Lines of data
────

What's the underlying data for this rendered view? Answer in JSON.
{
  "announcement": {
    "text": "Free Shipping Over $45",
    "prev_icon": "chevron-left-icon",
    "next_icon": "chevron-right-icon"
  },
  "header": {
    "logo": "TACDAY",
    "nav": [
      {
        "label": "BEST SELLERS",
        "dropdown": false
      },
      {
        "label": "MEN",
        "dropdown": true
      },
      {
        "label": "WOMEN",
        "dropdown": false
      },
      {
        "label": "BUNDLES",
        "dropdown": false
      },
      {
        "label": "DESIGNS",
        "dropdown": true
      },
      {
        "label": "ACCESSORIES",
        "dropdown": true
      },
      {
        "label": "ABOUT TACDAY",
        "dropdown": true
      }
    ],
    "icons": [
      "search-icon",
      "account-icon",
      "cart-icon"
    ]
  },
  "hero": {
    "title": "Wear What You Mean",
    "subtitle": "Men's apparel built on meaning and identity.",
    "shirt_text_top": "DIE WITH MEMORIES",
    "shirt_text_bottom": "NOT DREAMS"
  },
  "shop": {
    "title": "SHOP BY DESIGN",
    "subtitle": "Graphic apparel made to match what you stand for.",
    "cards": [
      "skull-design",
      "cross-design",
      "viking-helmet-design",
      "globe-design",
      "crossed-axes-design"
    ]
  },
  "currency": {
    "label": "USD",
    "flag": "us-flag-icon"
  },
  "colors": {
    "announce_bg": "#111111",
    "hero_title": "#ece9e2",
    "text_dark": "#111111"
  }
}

────

_OBJECTIVE_
What is the number of lines containing "chevron"? Give that number only.

_FINAL ANSWER_
2